--- begin ---
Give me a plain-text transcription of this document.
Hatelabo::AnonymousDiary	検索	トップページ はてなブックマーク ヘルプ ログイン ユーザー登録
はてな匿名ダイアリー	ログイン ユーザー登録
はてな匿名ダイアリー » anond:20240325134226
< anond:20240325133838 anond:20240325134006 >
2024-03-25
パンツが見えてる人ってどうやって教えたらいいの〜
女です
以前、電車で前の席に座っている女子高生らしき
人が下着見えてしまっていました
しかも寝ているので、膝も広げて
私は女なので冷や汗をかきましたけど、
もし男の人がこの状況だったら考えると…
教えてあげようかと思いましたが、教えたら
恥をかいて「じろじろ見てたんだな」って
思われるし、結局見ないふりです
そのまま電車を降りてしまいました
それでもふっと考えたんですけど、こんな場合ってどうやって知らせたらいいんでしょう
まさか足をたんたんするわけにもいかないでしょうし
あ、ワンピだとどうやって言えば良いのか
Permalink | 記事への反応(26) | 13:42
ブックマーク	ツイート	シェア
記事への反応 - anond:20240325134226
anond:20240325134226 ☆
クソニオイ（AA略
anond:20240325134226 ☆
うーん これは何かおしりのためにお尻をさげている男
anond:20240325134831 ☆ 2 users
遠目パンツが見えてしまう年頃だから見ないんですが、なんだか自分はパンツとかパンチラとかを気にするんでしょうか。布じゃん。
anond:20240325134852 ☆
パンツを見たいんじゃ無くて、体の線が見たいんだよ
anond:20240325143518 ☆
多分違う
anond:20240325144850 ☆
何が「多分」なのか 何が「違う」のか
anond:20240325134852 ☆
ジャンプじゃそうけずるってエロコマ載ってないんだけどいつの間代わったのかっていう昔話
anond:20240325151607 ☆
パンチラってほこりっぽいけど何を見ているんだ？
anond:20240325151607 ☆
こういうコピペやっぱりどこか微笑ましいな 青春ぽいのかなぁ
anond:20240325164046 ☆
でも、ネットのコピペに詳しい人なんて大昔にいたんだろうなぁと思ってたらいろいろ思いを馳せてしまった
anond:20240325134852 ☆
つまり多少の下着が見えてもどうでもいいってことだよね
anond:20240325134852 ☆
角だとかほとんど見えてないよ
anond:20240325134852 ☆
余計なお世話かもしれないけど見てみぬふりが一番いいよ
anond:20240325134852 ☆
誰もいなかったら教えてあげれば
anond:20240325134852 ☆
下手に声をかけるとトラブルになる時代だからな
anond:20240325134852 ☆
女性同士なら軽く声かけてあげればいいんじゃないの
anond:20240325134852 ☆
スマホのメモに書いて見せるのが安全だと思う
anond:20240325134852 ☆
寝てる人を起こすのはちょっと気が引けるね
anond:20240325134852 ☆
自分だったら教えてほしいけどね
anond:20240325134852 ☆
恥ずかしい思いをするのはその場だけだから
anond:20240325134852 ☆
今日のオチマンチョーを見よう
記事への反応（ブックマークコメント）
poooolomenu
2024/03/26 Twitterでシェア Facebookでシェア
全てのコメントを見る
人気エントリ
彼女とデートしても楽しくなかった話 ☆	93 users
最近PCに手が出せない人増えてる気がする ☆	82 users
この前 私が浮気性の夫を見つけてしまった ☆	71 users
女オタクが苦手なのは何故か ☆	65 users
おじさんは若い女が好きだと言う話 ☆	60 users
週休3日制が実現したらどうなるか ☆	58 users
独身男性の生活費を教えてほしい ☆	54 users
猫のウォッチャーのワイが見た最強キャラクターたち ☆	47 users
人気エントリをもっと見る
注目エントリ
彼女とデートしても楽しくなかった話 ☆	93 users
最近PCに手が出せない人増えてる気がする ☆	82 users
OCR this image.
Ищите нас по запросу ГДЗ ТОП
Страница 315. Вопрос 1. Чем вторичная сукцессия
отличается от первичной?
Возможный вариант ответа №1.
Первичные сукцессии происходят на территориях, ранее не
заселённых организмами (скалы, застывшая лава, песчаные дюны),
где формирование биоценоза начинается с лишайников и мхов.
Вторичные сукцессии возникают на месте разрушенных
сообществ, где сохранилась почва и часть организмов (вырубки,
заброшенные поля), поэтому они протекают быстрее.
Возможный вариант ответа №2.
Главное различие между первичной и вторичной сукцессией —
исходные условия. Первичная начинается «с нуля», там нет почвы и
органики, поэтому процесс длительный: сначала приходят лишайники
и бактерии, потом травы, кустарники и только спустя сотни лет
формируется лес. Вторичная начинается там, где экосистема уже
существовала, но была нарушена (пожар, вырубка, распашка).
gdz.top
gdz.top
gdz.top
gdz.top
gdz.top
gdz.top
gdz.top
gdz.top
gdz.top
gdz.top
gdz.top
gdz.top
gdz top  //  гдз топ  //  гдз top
--- end ---
--- begin ---
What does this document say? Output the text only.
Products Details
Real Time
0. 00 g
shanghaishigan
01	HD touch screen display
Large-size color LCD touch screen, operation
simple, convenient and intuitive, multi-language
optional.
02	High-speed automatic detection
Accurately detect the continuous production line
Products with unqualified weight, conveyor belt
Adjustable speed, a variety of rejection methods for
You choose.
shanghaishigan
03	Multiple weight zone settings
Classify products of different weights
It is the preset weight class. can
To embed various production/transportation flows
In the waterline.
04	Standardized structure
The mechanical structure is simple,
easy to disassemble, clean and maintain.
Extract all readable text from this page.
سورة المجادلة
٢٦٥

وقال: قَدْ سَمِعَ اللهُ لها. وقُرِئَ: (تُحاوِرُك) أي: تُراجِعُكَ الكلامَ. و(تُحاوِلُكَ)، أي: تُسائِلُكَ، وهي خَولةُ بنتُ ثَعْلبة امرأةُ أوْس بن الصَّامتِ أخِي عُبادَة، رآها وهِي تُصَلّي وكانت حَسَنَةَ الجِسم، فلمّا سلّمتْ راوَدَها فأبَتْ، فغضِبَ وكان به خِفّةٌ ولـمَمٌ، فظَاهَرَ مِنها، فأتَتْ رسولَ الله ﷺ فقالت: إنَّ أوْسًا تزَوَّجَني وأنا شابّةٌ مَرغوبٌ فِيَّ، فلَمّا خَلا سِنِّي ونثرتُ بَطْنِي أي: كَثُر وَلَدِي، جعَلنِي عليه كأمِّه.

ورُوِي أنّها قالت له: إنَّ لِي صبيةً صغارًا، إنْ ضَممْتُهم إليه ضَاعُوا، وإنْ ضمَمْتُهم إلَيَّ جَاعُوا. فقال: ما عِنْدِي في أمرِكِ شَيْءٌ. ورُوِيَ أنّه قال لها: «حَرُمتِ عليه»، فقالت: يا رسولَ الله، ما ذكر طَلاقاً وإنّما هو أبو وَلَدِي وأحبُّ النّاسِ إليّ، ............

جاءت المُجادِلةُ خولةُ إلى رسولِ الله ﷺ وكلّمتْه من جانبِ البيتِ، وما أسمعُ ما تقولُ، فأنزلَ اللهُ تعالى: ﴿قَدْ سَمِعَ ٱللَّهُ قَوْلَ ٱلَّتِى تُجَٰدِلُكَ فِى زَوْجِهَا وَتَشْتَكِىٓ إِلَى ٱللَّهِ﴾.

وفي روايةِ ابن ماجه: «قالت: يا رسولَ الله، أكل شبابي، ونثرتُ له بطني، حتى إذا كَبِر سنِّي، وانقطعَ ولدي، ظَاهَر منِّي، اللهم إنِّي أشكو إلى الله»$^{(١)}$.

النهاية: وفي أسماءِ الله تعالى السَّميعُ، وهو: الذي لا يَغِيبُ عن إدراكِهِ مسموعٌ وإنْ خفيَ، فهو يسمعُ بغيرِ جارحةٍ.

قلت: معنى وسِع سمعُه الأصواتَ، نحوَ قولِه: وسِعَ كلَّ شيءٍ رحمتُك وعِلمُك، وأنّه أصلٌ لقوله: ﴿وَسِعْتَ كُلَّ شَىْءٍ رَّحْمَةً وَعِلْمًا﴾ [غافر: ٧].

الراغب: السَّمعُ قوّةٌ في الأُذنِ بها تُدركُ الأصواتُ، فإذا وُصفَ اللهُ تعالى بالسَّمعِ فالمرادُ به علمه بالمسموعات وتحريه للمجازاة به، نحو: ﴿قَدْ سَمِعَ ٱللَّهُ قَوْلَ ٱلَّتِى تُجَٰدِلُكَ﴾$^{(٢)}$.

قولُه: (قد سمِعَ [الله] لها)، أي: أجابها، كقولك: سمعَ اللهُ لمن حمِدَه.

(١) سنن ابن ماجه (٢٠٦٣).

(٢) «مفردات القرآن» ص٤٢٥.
--- end ---
> [What to produce]: Scan the lines for the string "عليه". Pick out every line that has it.

> [Output of the task]:
وقال: قَدْ سَمِعَ اللهُ لها. وقُرِئَ: (تُحاوِرُك) أي: تُراجِعُكَ الكلامَ. و(تُحاوِلُكَ)، أي: تُسائِلُكَ، وهي خَولةُ بنتُ ثَعْلبة امرأةُ أوْس بن الصَّامتِ أخِي عُبادَة، رآها وهِي تُصَلّي وكانت حَسَنَةَ الجِسم، فلمّا سلّمتْ راوَدَها فأبَتْ، فغضِبَ وكان به خِفّةٌ ولـمَمٌ، فظَاهَرَ مِنها، فأتَتْ رسولَ الله ﷺ فقالت: إنَّ أوْسًا تزَوَّجَني وأنا شابّةٌ مَرغوبٌ فِيَّ، فلَمّا خَلا سِنِّي ونثرتُ بَطْنِي أي: كَثُر وَلَدِي، جعَلنِي عليه كأمِّه.
ورُوِي أنّها قالت له: إنَّ لِي صبيةً صغارًا، إنْ ضَممْتُهم إليه ضَاعُوا، وإنْ ضمَمْتُهم إلَيَّ جَاعُوا. فقال: ما عِنْدِي في أمرِكِ شَيْءٌ. ورُوِيَ أنّه قال لها: «حَرُمتِ عليه»، فقالت: يا رسولَ الله، ما ذكر طَلاقاً وإنّما هو أبو وَلَدِي وأحبُّ النّاسِ إليّ، ............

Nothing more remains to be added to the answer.